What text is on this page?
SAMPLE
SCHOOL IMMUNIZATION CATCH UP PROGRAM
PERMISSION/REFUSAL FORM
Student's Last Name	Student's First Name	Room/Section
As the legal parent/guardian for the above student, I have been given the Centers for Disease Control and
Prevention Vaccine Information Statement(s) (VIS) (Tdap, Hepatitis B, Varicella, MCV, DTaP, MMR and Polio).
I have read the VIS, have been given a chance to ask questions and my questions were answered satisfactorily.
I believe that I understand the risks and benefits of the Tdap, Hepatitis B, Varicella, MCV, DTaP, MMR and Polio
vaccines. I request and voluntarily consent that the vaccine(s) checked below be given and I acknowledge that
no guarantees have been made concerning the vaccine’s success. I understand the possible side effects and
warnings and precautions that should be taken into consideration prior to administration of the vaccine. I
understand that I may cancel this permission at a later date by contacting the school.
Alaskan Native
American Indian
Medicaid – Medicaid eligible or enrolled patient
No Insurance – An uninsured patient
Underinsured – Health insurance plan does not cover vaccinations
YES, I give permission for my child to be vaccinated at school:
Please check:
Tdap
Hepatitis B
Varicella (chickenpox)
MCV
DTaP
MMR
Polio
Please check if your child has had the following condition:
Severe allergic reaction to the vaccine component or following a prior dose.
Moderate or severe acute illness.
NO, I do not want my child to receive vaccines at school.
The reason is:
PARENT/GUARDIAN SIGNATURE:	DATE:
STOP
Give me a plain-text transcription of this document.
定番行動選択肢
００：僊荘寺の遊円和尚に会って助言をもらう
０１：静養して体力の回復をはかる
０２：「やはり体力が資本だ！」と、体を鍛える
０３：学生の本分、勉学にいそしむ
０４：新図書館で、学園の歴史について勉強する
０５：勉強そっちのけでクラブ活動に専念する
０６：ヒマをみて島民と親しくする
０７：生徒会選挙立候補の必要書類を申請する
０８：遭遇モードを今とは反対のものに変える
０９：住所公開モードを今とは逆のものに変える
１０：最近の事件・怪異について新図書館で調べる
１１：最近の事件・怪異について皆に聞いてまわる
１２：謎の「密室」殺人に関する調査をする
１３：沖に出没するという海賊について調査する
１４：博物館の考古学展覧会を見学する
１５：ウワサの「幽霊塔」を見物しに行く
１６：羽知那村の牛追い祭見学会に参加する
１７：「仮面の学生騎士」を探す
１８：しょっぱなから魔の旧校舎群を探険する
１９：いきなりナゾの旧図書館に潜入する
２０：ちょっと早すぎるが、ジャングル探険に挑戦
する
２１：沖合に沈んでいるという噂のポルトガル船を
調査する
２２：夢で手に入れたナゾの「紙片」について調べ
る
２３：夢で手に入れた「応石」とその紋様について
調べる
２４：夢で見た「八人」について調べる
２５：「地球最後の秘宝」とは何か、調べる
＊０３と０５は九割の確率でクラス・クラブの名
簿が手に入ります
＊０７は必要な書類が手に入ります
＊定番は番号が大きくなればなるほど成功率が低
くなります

### Work instructions:
Copy all lines from the listing that contain "prior".

### Result for this exercise:
warnings and precautions that should be taken into consideration prior to administration of the vaccine. I
Severe allergic reaction to the vaccine component or following a prior dose.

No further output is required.